━━━━━ Data extract ━━━━━
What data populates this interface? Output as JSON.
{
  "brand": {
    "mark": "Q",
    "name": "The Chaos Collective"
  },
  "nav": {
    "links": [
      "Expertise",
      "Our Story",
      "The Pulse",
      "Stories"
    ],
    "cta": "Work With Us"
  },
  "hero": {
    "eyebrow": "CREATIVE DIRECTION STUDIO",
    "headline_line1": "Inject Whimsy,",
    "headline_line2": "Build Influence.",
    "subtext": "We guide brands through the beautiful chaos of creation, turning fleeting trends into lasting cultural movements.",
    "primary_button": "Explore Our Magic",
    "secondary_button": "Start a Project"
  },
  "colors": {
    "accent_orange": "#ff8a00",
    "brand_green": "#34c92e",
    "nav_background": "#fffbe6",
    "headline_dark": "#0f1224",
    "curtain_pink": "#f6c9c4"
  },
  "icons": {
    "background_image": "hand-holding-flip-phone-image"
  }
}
━━━━━
Aim of the task:
Copy each entry exactly, with nothing added or dropped.

The completed task:
What data populates this interface? Output as JSON.
{
  "brand": {
    "mark": "Q",
    "name": "The Chaos Collective"
  },
  "nav": {
    "links": [
      "Expertise",
      "Our Story",
      "The Pulse",
      "Stories"
    ],
    "cta": "Work With Us"
  },
  "hero": {
    "eyebrow": "CREATIVE DIRECTION STUDIO",
    "headline_line1": "Inject Whimsy,",
    "headline_line2": "Build Influence.",
    "subtext": "We guide brands through the beautiful chaos of creation, turning fleeting trends into lasting cultural movements.",
    "primary_button": "Explore Our Magic",
    "secondary_button": "Start a Project"
  },
  "colors": {
    "accent_orange": "#ff8a00",
    "brand_green": "#34c92e",
    "nav_background": "#fffbe6",
    "headline_dark": "#0f1224",
    "curtain_pink": "#f6c9c4"
  },
  "icons": {
    "background_image": "hand-holding-flip-phone-image"
  }
}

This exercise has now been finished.